-- START --
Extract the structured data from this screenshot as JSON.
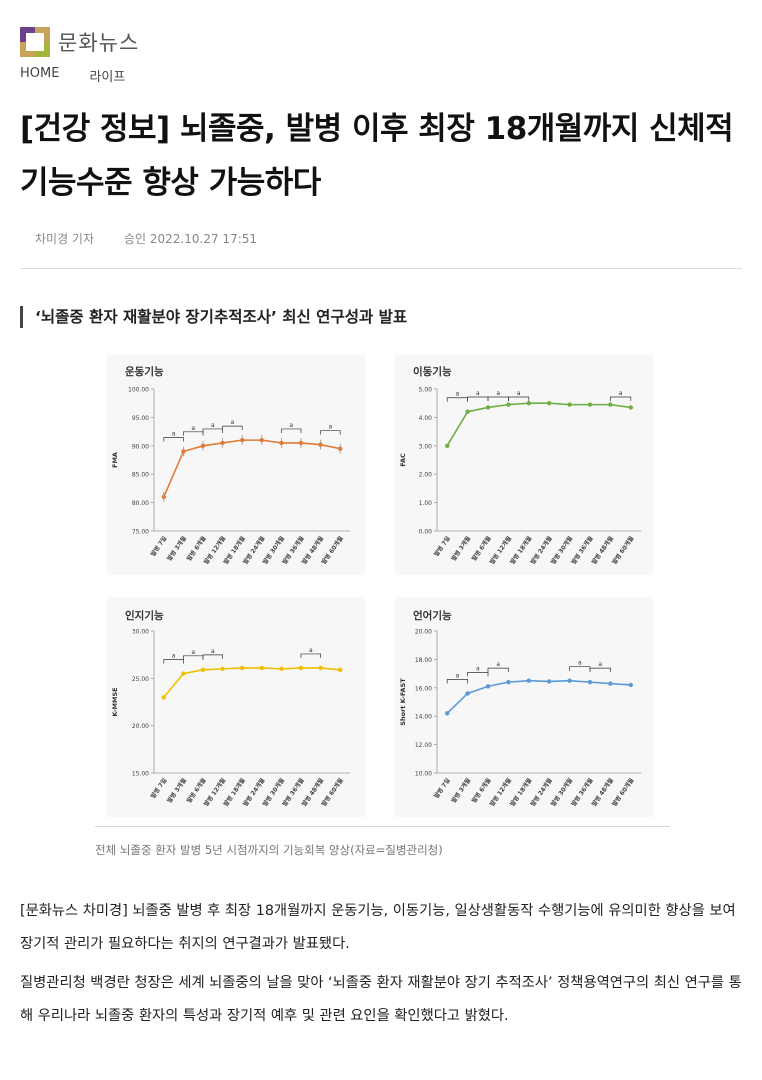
{
  "site": {
    "name": "문화뉴스"
  },
  "breadcrumb": [
    "HOME",
    "라이프"
  ],
  "article": {
    "title": "[건강 정보] 뇌졸중, 발병 이후 최장 18개월까지 신체적 기능수준 향상 가능하다",
    "reporter": "차미경 기자",
    "approved": "승인 2022.10.27 17:51",
    "subheading": "‘뇌졸중 환자 재활분야 장기추적조사’ 최신 연구성과 발표",
    "caption": "전체 뇌졸중 환자 발병 5년 시점까지의 기능회복 양상(자료=질병관리청)",
    "paragraphs": [
      "[문화뉴스 차미경] 뇌졸중 발병 후 최장 18개월까지 운동기능, 이동기능, 일상생활동작 수행기능에 유의미한 향상을 보여 장기적 관리가 필요하다는 취지의 연구결과가 발표됐다.",
      "질병관리청 백경란 청장은 세계 뇌졸중의 날을 맞아 ‘뇌졸중 환자 재활분야 장기 추적조사’ 정책용역연구의 최신 연구를 통해 우리나라 뇌졸중 환자의 특성과 장기적 예후 및 관련 요인을 확인했다고 밝혔다."
    ]
  },
  "chart_data": [
    {
      "type": "line",
      "title": "운동기능",
      "ylabel": "FMA",
      "ylim": [
        75,
        100
      ],
      "yticks": [
        "75.00",
        "80.00",
        "85.00",
        "90.00",
        "95.00",
        "100.00"
      ],
      "categories": [
        "발병 7일",
        "발병 3개월",
        "발병 6개월",
        "발병 12개월",
        "발병 18개월",
        "발병 24개월",
        "발병 30개월",
        "발병 36개월",
        "발병 48개월",
        "발병 60개월"
      ],
      "values": [
        81.0,
        89.0,
        90.0,
        90.5,
        91.0,
        91.0,
        90.5,
        90.5,
        90.2,
        89.5
      ],
      "color": "#e07b39",
      "significance": [
        [
          0,
          1
        ],
        [
          1,
          2
        ],
        [
          2,
          3
        ],
        [
          3,
          4
        ],
        [
          6,
          7
        ],
        [
          8,
          9
        ]
      ],
      "sig_label": "a"
    },
    {
      "type": "line",
      "title": "이동기능",
      "ylabel": "FAC",
      "ylim": [
        0,
        5
      ],
      "yticks": [
        "0.00",
        "1.00",
        "2.00",
        "3.00",
        "4.00",
        "5.00"
      ],
      "categories": [
        "발병 7일",
        "발병 3개월",
        "발병 6개월",
        "발병 12개월",
        "발병 18개월",
        "발병 24개월",
        "발병 30개월",
        "발병 36개월",
        "발병 48개월",
        "발병 60개월"
      ],
      "values": [
        3.0,
        4.2,
        4.35,
        4.45,
        4.5,
        4.5,
        4.45,
        4.45,
        4.45,
        4.35
      ],
      "color": "#70ad47",
      "significance": [
        [
          0,
          1
        ],
        [
          1,
          2
        ],
        [
          2,
          3
        ],
        [
          3,
          4
        ],
        [
          8,
          9
        ]
      ],
      "sig_label": "a"
    },
    {
      "type": "line",
      "title": "인지기능",
      "ylabel": "K-MMSE",
      "ylim": [
        15,
        30
      ],
      "yticks": [
        "15.00",
        "20.00",
        "25.00",
        "30.00"
      ],
      "categories": [
        "발병 7일",
        "발병 3개월",
        "발병 6개월",
        "발병 12개월",
        "발병 18개월",
        "발병 24개월",
        "발병 30개월",
        "발병 36개월",
        "발병 48개월",
        "발병 60개월"
      ],
      "values": [
        23.0,
        25.5,
        25.9,
        26.0,
        26.1,
        26.1,
        26.0,
        26.1,
        26.1,
        25.9
      ],
      "color": "#f0c000",
      "significance": [
        [
          0,
          1
        ],
        [
          1,
          2
        ],
        [
          2,
          3
        ],
        [
          7,
          8
        ]
      ],
      "sig_label": "a"
    },
    {
      "type": "line",
      "title": "언어기능",
      "ylabel": "Short K-FAST",
      "ylim": [
        10,
        20
      ],
      "yticks": [
        "10.00",
        "12.00",
        "14.00",
        "16.00",
        "18.00",
        "20.00"
      ],
      "categories": [
        "발병 7일",
        "발병 3개월",
        "발병 6개월",
        "발병 12개월",
        "발병 18개월",
        "발병 24개월",
        "발병 30개월",
        "발병 36개월",
        "발병 48개월",
        "발병 60개월"
      ],
      "values": [
        14.2,
        15.6,
        16.1,
        16.4,
        16.5,
        16.45,
        16.5,
        16.4,
        16.3,
        16.2
      ],
      "color": "#5b9bd5",
      "significance": [
        [
          0,
          1
        ],
        [
          1,
          2
        ],
        [
          2,
          3
        ],
        [
          6,
          7
        ],
        [
          7,
          8
        ]
      ],
      "sig_label": "a"
    }
  ]
}
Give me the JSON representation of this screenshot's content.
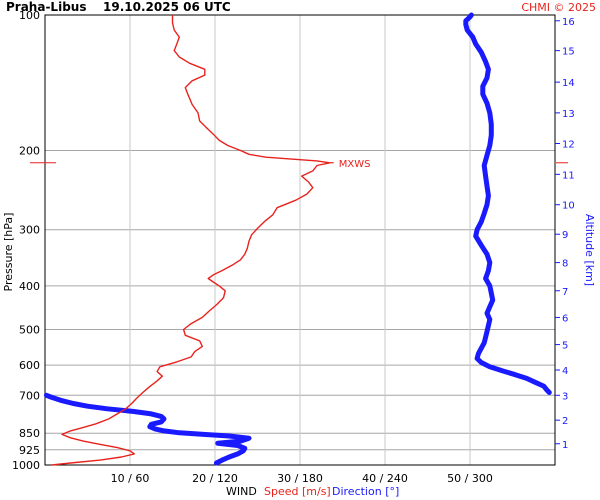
{
  "chart_data": {
    "type": "line",
    "title": "Praha-Libus",
    "subtitle": "19.10.2025 06 UTC",
    "credit": "CHMI © 2025",
    "ylabel": "Pressure [hPa]",
    "ylabel_right": "Altitude [km]",
    "xlabel": "WIND",
    "xlabel_speed": "Speed [m/s]",
    "xlabel_direction": "Direction [°]",
    "pressure_log_scale": true,
    "ylim_hpa": [
      1000,
      100
    ],
    "xlim_speed_ms": [
      0,
      60
    ],
    "xlim_direction_deg": [
      0,
      360
    ],
    "grid": true,
    "pressure_ticks": [
      "100",
      "200",
      "300",
      "400",
      "500",
      "600",
      "700",
      "850",
      "925",
      "1000"
    ],
    "pressure_tick_values": [
      100,
      200,
      300,
      400,
      500,
      600,
      700,
      850,
      925,
      1000
    ],
    "altitude_ticks": [
      "1",
      "2",
      "3",
      "4",
      "5",
      "6",
      "7",
      "8",
      "9",
      "10",
      "11",
      "12",
      "13",
      "14",
      "15",
      "16"
    ],
    "altitude_tick_pressures": [
      897,
      795,
      700,
      615,
      540,
      470,
      410,
      355,
      307,
      264,
      226,
      193,
      165,
      141,
      120,
      103
    ],
    "x_ticks": [
      "10 / 60",
      "20 / 120",
      "30 / 180",
      "40 / 240",
      "50 / 300"
    ],
    "x_tick_speeds": [
      10,
      20,
      30,
      40,
      50
    ],
    "max_wind": {
      "label": "MXWS",
      "pressure": 213,
      "speed": 33.5
    },
    "series": [
      {
        "name": "Speed [m/s]",
        "color": "#e8231d",
        "points": [
          [
            1000,
            0.8
          ],
          [
            990,
            3.0
          ],
          [
            975,
            6.5
          ],
          [
            960,
            9.0
          ],
          [
            945,
            10.5
          ],
          [
            930,
            10.0
          ],
          [
            915,
            8.5
          ],
          [
            900,
            6.5
          ],
          [
            885,
            4.5
          ],
          [
            870,
            3.0
          ],
          [
            855,
            2.0
          ],
          [
            840,
            3.0
          ],
          [
            825,
            4.5
          ],
          [
            810,
            6.0
          ],
          [
            790,
            7.5
          ],
          [
            770,
            8.5
          ],
          [
            750,
            9.5
          ],
          [
            730,
            10.2
          ],
          [
            710,
            10.8
          ],
          [
            690,
            11.5
          ],
          [
            670,
            12.3
          ],
          [
            650,
            13.2
          ],
          [
            635,
            13.8
          ],
          [
            620,
            13.2
          ],
          [
            605,
            13.5
          ],
          [
            590,
            15.5
          ],
          [
            575,
            17.2
          ],
          [
            560,
            17.6
          ],
          [
            545,
            18.5
          ],
          [
            530,
            18.2
          ],
          [
            515,
            16.5
          ],
          [
            500,
            16.3
          ],
          [
            485,
            17.2
          ],
          [
            470,
            18.5
          ],
          [
            455,
            19.3
          ],
          [
            440,
            20.2
          ],
          [
            425,
            21.0
          ],
          [
            410,
            21.2
          ],
          [
            400,
            20.5
          ],
          [
            392,
            19.8
          ],
          [
            385,
            19.2
          ],
          [
            378,
            19.8
          ],
          [
            370,
            20.8
          ],
          [
            360,
            22.0
          ],
          [
            350,
            23.0
          ],
          [
            340,
            23.5
          ],
          [
            330,
            23.8
          ],
          [
            318,
            24.0
          ],
          [
            308,
            24.3
          ],
          [
            298,
            25.0
          ],
          [
            288,
            25.8
          ],
          [
            278,
            26.8
          ],
          [
            268,
            27.3
          ],
          [
            258,
            29.5
          ],
          [
            250,
            30.8
          ],
          [
            242,
            31.5
          ],
          [
            235,
            31.0
          ],
          [
            228,
            30.2
          ],
          [
            222,
            31.5
          ],
          [
            216,
            32.0
          ],
          [
            213,
            33.5
          ],
          [
            211,
            32.0
          ],
          [
            209,
            29.0
          ],
          [
            207,
            26.0
          ],
          [
            204,
            24.0
          ],
          [
            200,
            23.0
          ],
          [
            195,
            21.5
          ],
          [
            190,
            20.5
          ],
          [
            184,
            19.8
          ],
          [
            178,
            19.0
          ],
          [
            172,
            18.2
          ],
          [
            165,
            18.0
          ],
          [
            158,
            17.3
          ],
          [
            150,
            16.8
          ],
          [
            145,
            16.5
          ],
          [
            140,
            17.3
          ],
          [
            136,
            18.8
          ],
          [
            132,
            18.8
          ],
          [
            128,
            17.0
          ],
          [
            124,
            15.8
          ],
          [
            120,
            15.2
          ],
          [
            116,
            15.5
          ],
          [
            112,
            15.8
          ],
          [
            108,
            15.2
          ],
          [
            104,
            15.0
          ],
          [
            101,
            15.0
          ],
          [
            100,
            15.0
          ]
        ]
      },
      {
        "name": "Direction [°]",
        "color": "#1a1aff",
        "points": [
          [
            990,
            121
          ],
          [
            975,
            125
          ],
          [
            960,
            130
          ],
          [
            945,
            136
          ],
          [
            930,
            140
          ],
          [
            918,
            141
          ],
          [
            905,
            136
          ],
          [
            895,
            122
          ],
          [
            885,
            138
          ],
          [
            872,
            144
          ],
          [
            862,
            130
          ],
          [
            855,
            112
          ],
          [
            848,
            95
          ],
          [
            840,
            84
          ],
          [
            832,
            78
          ],
          [
            822,
            74
          ],
          [
            812,
            75
          ],
          [
            802,
            82
          ],
          [
            790,
            84
          ],
          [
            780,
            82
          ],
          [
            770,
            75
          ],
          [
            760,
            62
          ],
          [
            750,
            44
          ],
          [
            740,
            30
          ],
          [
            730,
            20
          ],
          [
            718,
            11
          ],
          [
            706,
            4
          ],
          [
            700,
            1
          ],
          [
            690,
            356
          ],
          [
            680,
            354
          ],
          [
            668,
            352
          ],
          [
            655,
            346
          ],
          [
            642,
            340
          ],
          [
            630,
            332
          ],
          [
            618,
            323
          ],
          [
            605,
            314
          ],
          [
            592,
            308
          ],
          [
            580,
            305
          ],
          [
            565,
            306
          ],
          [
            550,
            308
          ],
          [
            535,
            310
          ],
          [
            520,
            311
          ],
          [
            505,
            312
          ],
          [
            490,
            313
          ],
          [
            475,
            314
          ],
          [
            460,
            312
          ],
          [
            445,
            314
          ],
          [
            430,
            316
          ],
          [
            415,
            315
          ],
          [
            400,
            314
          ],
          [
            385,
            311
          ],
          [
            370,
            313
          ],
          [
            355,
            314
          ],
          [
            340,
            312
          ],
          [
            325,
            308
          ],
          [
            310,
            304
          ],
          [
            300,
            305
          ],
          [
            288,
            308
          ],
          [
            276,
            310
          ],
          [
            264,
            312
          ],
          [
            252,
            313
          ],
          [
            240,
            312
          ],
          [
            228,
            311
          ],
          [
            216,
            310
          ],
          [
            205,
            312
          ],
          [
            195,
            314
          ],
          [
            185,
            315
          ],
          [
            175,
            315
          ],
          [
            165,
            314
          ],
          [
            157,
            312
          ],
          [
            150,
            309
          ],
          [
            144,
            309
          ],
          [
            138,
            312
          ],
          [
            132,
            313
          ],
          [
            127,
            311
          ],
          [
            121,
            308
          ],
          [
            116,
            304
          ],
          [
            112,
            302
          ],
          [
            108,
            298
          ],
          [
            105,
            297
          ],
          [
            103,
            297
          ],
          [
            101,
            300
          ],
          [
            100,
            301
          ]
        ]
      }
    ]
  }
}
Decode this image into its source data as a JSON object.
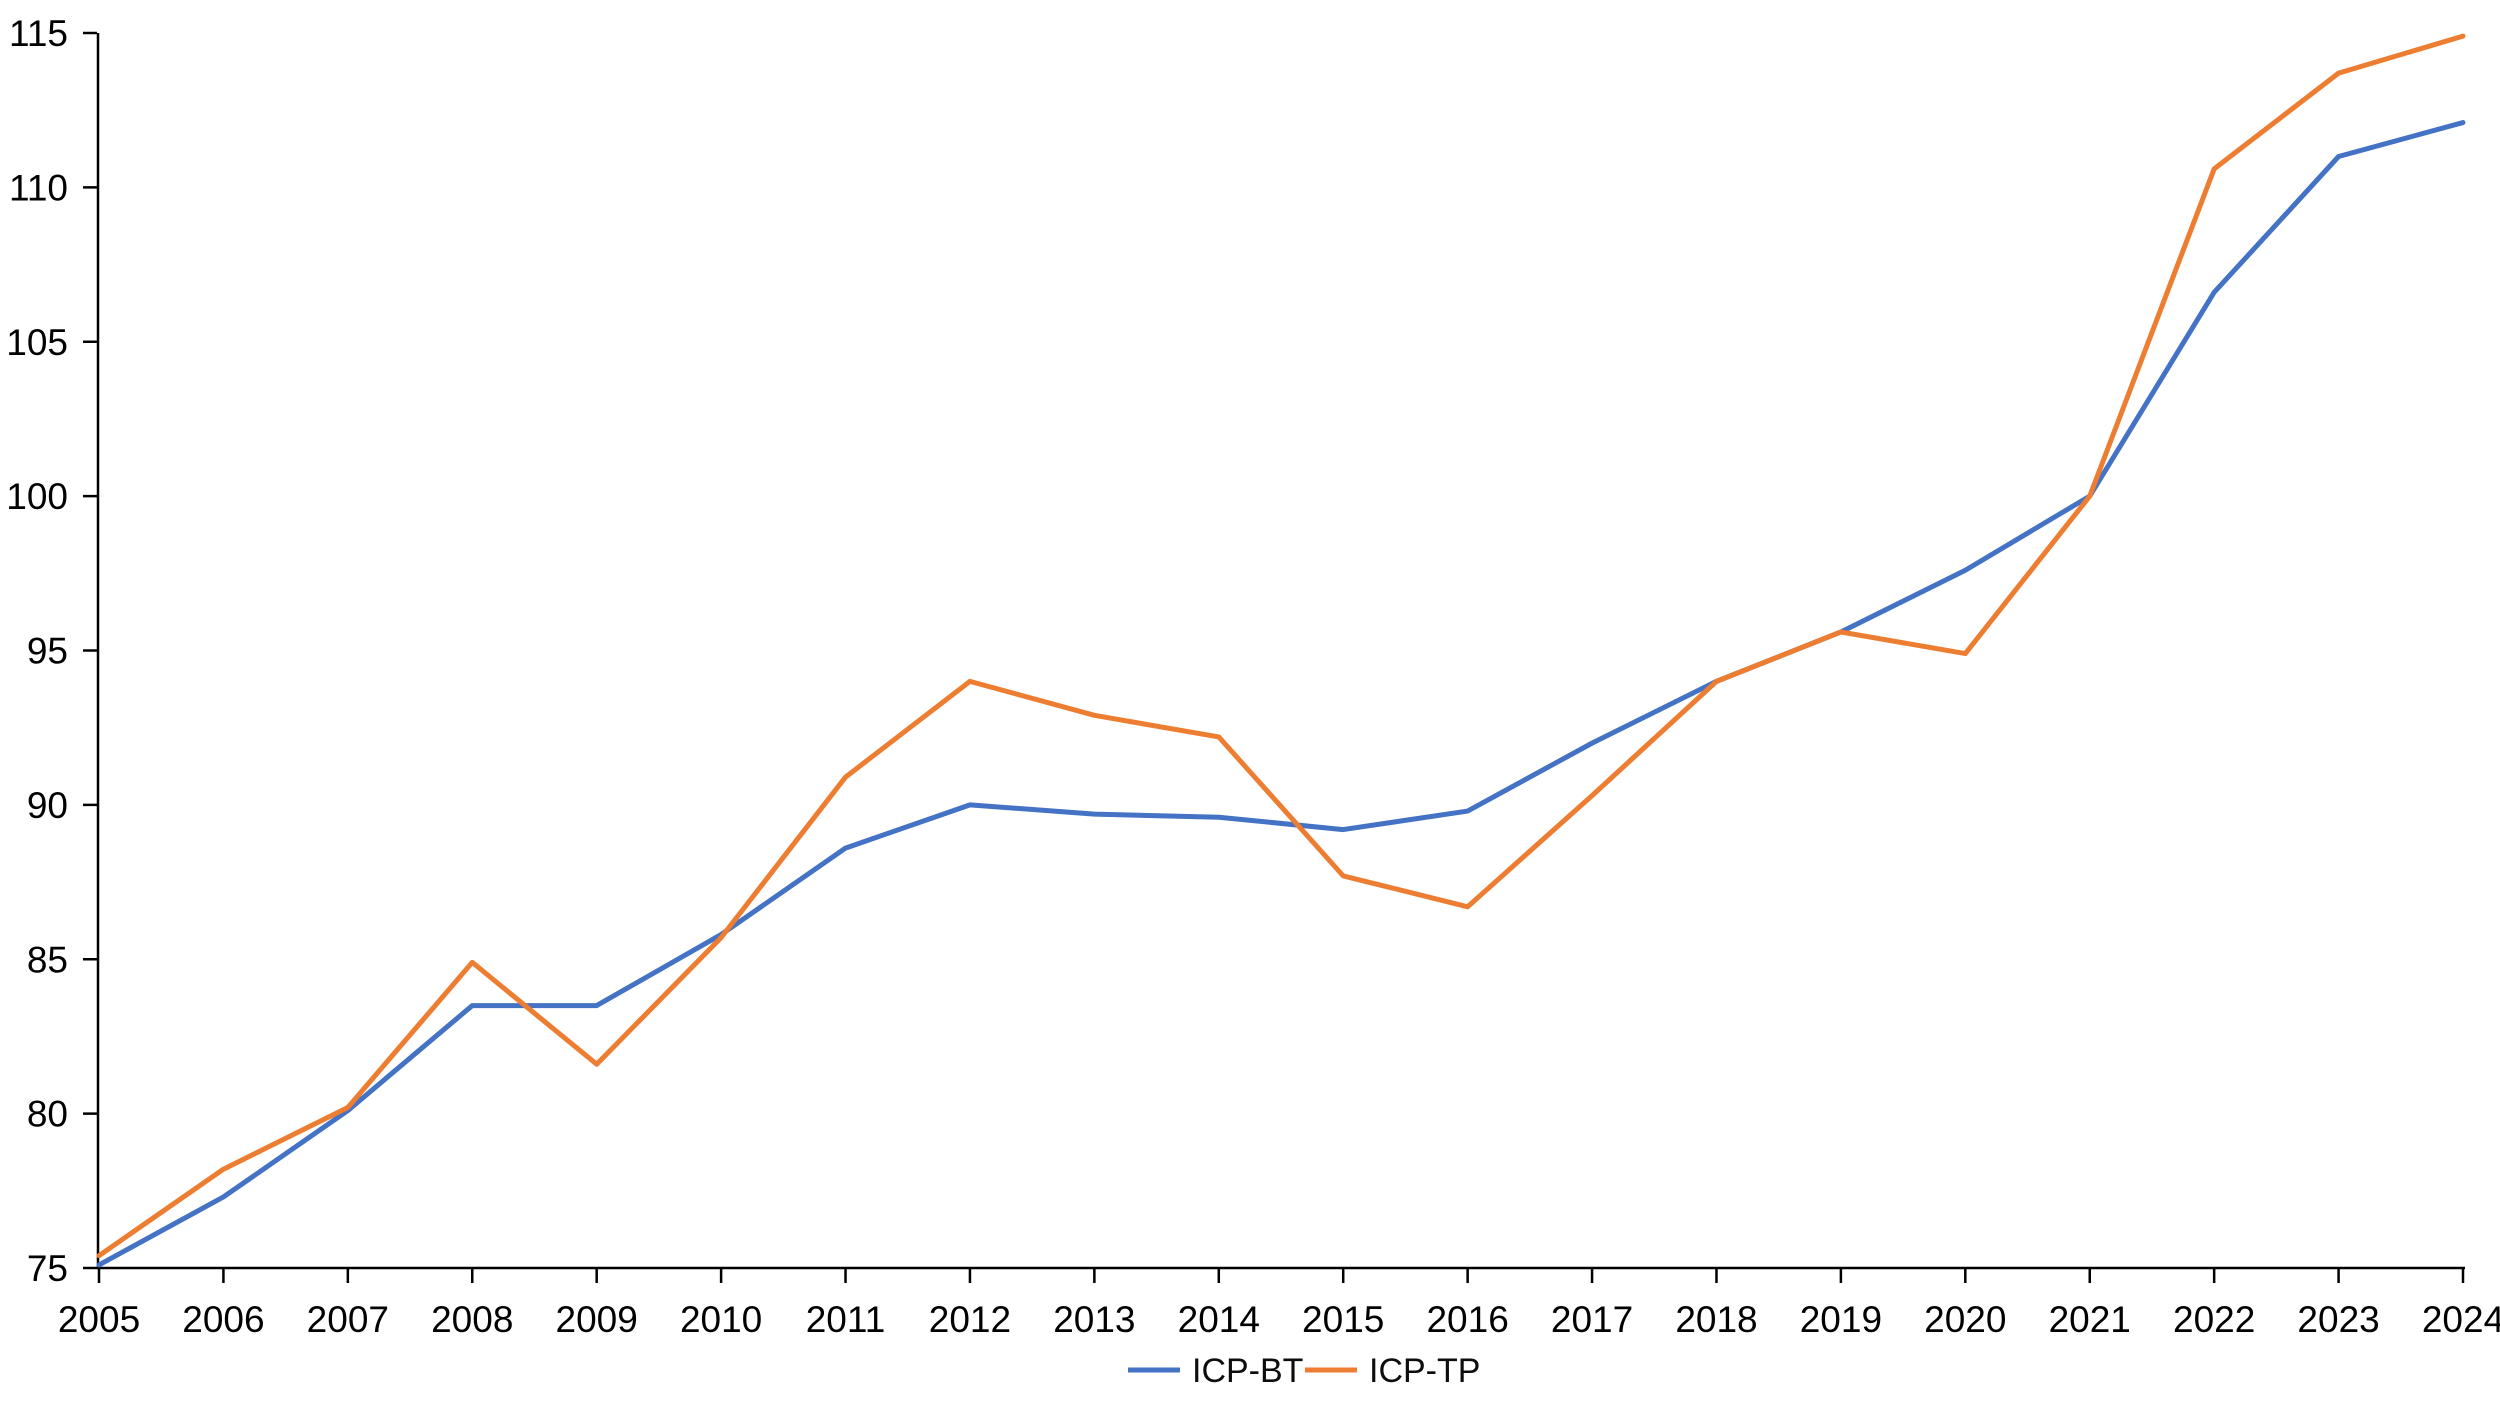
{
  "chart_data": {
    "type": "line",
    "title": "",
    "xlabel": "",
    "ylabel": "",
    "categories": [
      "2005",
      "2006",
      "2007",
      "2008",
      "2009",
      "2010",
      "2011",
      "2012",
      "2013",
      "2014",
      "2015",
      "2016",
      "2017",
      "2018",
      "2019",
      "2020",
      "2021",
      "2022",
      "2023",
      "2024"
    ],
    "series": [
      {
        "name": "ICP-BT",
        "color": "#4472C4",
        "values": [
          75.1,
          77.3,
          80.1,
          83.5,
          83.5,
          85.8,
          88.6,
          90.0,
          89.7,
          89.6,
          89.2,
          89.8,
          92.0,
          94.0,
          95.6,
          97.6,
          100.0,
          106.6,
          111.0,
          112.1
        ]
      },
      {
        "name": "ICP-TP",
        "color": "#ED7D31",
        "values": [
          75.4,
          78.2,
          80.2,
          84.9,
          81.6,
          85.7,
          90.9,
          94.0,
          92.9,
          92.2,
          87.7,
          86.7,
          90.3,
          94.0,
          95.6,
          94.9,
          100.0,
          110.6,
          113.7,
          114.9
        ]
      }
    ],
    "ylim": [
      75,
      115
    ],
    "y_ticks": [
      75,
      80,
      85,
      90,
      95,
      100,
      105,
      110,
      115
    ],
    "grid": false,
    "legend_position": "bottom-center",
    "axis_color": "#000000",
    "background": "#FFFFFF"
  }
}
-- END --
#### [Short problem]
Retype the lines exactly as they appear, beginning with the line that contains "Decode this image" and ending with the final line of the entries, and omit the pictures.

#### [Exercise solution]
Decode this image into its source data as a JSON object.
{
  "chart_data": {
    "type": "line",
    "title": "",
    "xlabel": "",
    "ylabel": "",
    "categories": [
      "2005",
      "2006",
      "2007",
      "2008",
      "2009",
      "2010",
      "2011",
      "2012",
      "2013",
      "2014",
      "2015",
      "2016",
      "2017",
      "2018",
      "2019",
      "2020",
      "2021",
      "2022",
      "2023",
      "2024"
    ],
    "series": [
      {
        "name": "ICP-BT",
        "color": "#4472C4",
        "values": [
          75.1,
          77.3,
          80.1,
          83.5,
          83.5,
          85.8,
          88.6,
          90.0,
          89.7,
          89.6,
          89.2,
          89.8,
          92.0,
          94.0,
          95.6,
          97.6,
          100.0,
          106.6,
          111.0,
          112.1
        ]
      },
      {
        "name": "ICP-TP",
        "color": "#ED7D31",
        "values": [
          75.4,
          78.2,
          80.2,
          84.9,
          81.6,
          85.7,
          90.9,
          94.0,
          92.9,
          92.2,
          87.7,
          86.7,
          90.3,
          94.0,
          95.6,
          94.9,
          100.0,
          110.6,
          113.7,
          114.9
        ]
      }
    ],
    "ylim": [
      75,
      115
    ],
    "y_ticks": [
      75,
      80,
      85,
      90,
      95,
      100,
      105,
      110,
      115
    ],
    "grid": false,
    "legend_position": "bottom-center",
    "axis_color": "#000000",
    "background": "#FFFFFF"
  }
}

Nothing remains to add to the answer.